> _Aim_:
Could you rewrite all of the data below, putting "key-label" wherever "legend-label" appears and leaving everything else unchanged?

> _Entries provided_:
##########
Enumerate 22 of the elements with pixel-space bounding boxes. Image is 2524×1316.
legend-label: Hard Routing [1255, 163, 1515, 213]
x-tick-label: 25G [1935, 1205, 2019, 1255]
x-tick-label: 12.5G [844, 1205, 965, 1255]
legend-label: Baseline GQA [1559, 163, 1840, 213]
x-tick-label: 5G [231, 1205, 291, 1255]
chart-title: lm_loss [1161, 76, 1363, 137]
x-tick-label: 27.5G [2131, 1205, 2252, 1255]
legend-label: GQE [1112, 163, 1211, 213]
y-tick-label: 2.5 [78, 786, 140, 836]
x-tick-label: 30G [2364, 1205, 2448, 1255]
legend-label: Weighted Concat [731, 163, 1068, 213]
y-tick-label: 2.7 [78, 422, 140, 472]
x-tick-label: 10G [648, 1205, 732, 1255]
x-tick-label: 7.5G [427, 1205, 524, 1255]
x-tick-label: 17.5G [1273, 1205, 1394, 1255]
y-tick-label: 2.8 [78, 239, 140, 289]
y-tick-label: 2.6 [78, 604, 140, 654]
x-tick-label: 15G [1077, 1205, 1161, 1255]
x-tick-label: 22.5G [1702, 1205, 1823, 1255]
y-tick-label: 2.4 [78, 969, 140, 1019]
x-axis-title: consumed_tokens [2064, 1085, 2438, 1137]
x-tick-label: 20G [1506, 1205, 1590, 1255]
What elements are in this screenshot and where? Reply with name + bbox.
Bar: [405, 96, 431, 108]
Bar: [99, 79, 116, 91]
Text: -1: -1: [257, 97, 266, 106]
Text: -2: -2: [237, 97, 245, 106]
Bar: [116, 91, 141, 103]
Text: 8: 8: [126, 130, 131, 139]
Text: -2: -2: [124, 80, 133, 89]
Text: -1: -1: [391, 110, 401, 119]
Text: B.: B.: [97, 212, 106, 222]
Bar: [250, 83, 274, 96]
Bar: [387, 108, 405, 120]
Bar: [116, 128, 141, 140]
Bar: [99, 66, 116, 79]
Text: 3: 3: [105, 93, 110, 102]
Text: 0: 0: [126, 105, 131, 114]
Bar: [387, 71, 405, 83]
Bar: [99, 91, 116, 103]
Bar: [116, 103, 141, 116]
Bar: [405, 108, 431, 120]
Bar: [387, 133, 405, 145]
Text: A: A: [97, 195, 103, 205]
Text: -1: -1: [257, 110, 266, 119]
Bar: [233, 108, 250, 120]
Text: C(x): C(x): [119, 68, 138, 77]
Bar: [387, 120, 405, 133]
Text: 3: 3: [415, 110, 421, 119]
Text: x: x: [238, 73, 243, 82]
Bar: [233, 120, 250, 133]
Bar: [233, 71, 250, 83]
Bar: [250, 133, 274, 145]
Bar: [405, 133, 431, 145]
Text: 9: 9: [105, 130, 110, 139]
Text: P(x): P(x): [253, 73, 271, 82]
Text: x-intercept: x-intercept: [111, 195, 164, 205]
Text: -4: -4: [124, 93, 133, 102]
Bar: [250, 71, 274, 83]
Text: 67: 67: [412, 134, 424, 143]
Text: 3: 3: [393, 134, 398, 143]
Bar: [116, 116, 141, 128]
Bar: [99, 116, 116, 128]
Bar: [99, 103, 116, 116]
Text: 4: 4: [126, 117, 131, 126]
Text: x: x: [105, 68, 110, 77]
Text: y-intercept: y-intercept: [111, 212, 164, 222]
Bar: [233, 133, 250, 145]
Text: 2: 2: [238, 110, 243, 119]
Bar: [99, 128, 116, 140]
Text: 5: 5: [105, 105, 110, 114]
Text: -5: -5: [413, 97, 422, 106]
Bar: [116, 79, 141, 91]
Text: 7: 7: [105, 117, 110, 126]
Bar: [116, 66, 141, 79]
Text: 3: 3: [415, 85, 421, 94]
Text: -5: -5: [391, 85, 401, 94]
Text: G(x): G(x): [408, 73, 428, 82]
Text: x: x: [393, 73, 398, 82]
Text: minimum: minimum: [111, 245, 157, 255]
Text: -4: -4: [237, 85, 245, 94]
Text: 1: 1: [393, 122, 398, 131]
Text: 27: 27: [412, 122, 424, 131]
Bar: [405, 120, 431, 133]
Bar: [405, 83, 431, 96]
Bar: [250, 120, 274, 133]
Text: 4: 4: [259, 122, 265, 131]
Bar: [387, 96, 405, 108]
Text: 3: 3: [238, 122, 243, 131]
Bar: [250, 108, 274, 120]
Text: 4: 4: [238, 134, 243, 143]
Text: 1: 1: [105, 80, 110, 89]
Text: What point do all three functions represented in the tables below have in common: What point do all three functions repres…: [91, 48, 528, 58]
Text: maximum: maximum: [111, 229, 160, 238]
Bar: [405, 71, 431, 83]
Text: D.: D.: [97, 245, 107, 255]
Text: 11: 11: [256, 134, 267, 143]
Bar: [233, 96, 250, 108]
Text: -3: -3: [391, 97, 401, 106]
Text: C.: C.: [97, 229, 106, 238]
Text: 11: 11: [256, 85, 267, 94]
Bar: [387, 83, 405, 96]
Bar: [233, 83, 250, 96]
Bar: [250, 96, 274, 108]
##########
> _Task answer_:
Enumerate 22 of the elements with pixel-space bounding boxes. Image is 2524×1316.
key-label: Hard Routing [1255, 163, 1515, 213]
x-tick-label: 25G [1935, 1205, 2019, 1255]
x-tick-label: 12.5G [844, 1205, 965, 1255]
key-label: Baseline GQA [1559, 163, 1840, 213]
x-tick-label: 5G [231, 1205, 291, 1255]
chart-title: lm_loss [1161, 76, 1363, 137]
x-tick-label: 27.5G [2131, 1205, 2252, 1255]
key-label: GQE [1112, 163, 1211, 213]
y-tick-label: 2.5 [78, 786, 140, 836]
x-tick-label: 30G [2364, 1205, 2448, 1255]
key-label: Weighted Concat [731, 163, 1068, 213]
y-tick-label: 2.7 [78, 422, 140, 472]
x-tick-label: 10G [648, 1205, 732, 1255]
x-tick-label: 7.5G [427, 1205, 524, 1255]
x-tick-label: 17.5G [1273, 1205, 1394, 1255]
y-tick-label: 2.8 [78, 239, 140, 289]
y-tick-label: 2.6 [78, 604, 140, 654]
x-tick-label: 15G [1077, 1205, 1161, 1255]
x-tick-label: 22.5G [1702, 1205, 1823, 1255]
y-tick-label: 2.4 [78, 969, 140, 1019]
x-axis-title: consumed_tokens [2064, 1085, 2438, 1137]
x-tick-label: 20G [1506, 1205, 1590, 1255]
What elements are in this screenshot and where? Reply with name + bbox.
Bar: [405, 96, 431, 108]
Bar: [99, 79, 116, 91]
Text: -1: -1: [257, 97, 266, 106]
Text: -2: -2: [237, 97, 245, 106]
Bar: [116, 91, 141, 103]
Text: 8: 8: [126, 130, 131, 139]
Text: -2: -2: [124, 80, 133, 89]
Text: -1: -1: [391, 110, 401, 119]
Text: B.: B.: [97, 212, 106, 222]
Bar: [250, 83, 274, 96]
Bar: [387, 108, 405, 120]
Bar: [116, 128, 141, 140]
Bar: [99, 66, 116, 79]
Text: 3: 3: [105, 93, 110, 102]
Text: 0: 0: [126, 105, 131, 114]
Bar: [387, 71, 405, 83]
Bar: [99, 91, 116, 103]
Bar: [116, 103, 141, 116]
Bar: [405, 108, 431, 120]
Bar: [387, 133, 405, 145]
Text: A: A: [97, 195, 103, 205]
Text: -1: -1: [257, 110, 266, 119]
Bar: [233, 108, 250, 120]
Text: C(x): C(x): [119, 68, 138, 77]
Bar: [387, 120, 405, 133]
Text: 3: 3: [415, 110, 421, 119]
Text: x: x: [238, 73, 243, 82]
Bar: [233, 120, 250, 133]
Bar: [233, 71, 250, 83]
Bar: [250, 133, 274, 145]
Bar: [405, 133, 431, 145]
Text: 9: 9: [105, 130, 110, 139]
Text: P(x): P(x): [253, 73, 271, 82]
Text: x-intercept: x-intercept: [111, 195, 164, 205]
Text: -4: -4: [124, 93, 133, 102]
Bar: [250, 71, 274, 83]
Text: 67: 67: [412, 134, 424, 143]
Text: 3: 3: [393, 134, 398, 143]
Bar: [116, 116, 141, 128]
Bar: [99, 116, 116, 128]
Bar: [99, 103, 116, 116]
Text: 4: 4: [126, 117, 131, 126]
Text: x: x: [105, 68, 110, 77]
Text: y-intercept: y-intercept: [111, 212, 164, 222]
Bar: [233, 133, 250, 145]
Text: 2: 2: [238, 110, 243, 119]
Bar: [99, 128, 116, 140]
Text: 5: 5: [105, 105, 110, 114]
Text: -5: -5: [413, 97, 422, 106]
Bar: [116, 79, 141, 91]
Text: 7: 7: [105, 117, 110, 126]
Bar: [116, 66, 141, 79]
Text: 3: 3: [415, 85, 421, 94]
Text: -5: -5: [391, 85, 401, 94]
Text: G(x): G(x): [408, 73, 428, 82]
Text: x: x: [393, 73, 398, 82]
Text: minimum: minimum: [111, 245, 157, 255]
Text: -4: -4: [237, 85, 245, 94]
Text: 1: 1: [393, 122, 398, 131]
Text: 27: 27: [412, 122, 424, 131]
Bar: [405, 120, 431, 133]
Bar: [405, 83, 431, 96]
Bar: [250, 120, 274, 133]
Text: 4: 4: [259, 122, 265, 131]
Bar: [387, 96, 405, 108]
Text: 3: 3: [238, 122, 243, 131]
Bar: [250, 108, 274, 120]
Text: 4: 4: [238, 134, 243, 143]
Text: 1: 1: [105, 80, 110, 89]
Text: What point do all three functions represented in the tables below have in common: What point do all three functions repres…: [91, 48, 528, 58]
Text: maximum: maximum: [111, 229, 160, 238]
Bar: [405, 71, 431, 83]
Text: D.: D.: [97, 245, 107, 255]
Text: 11: 11: [256, 134, 267, 143]
Bar: [233, 96, 250, 108]
Text: -3: -3: [391, 97, 401, 106]
Text: C.: C.: [97, 229, 106, 238]
Text: 11: 11: [256, 85, 267, 94]
Bar: [387, 83, 405, 96]
Bar: [233, 83, 250, 96]
Bar: [250, 96, 274, 108]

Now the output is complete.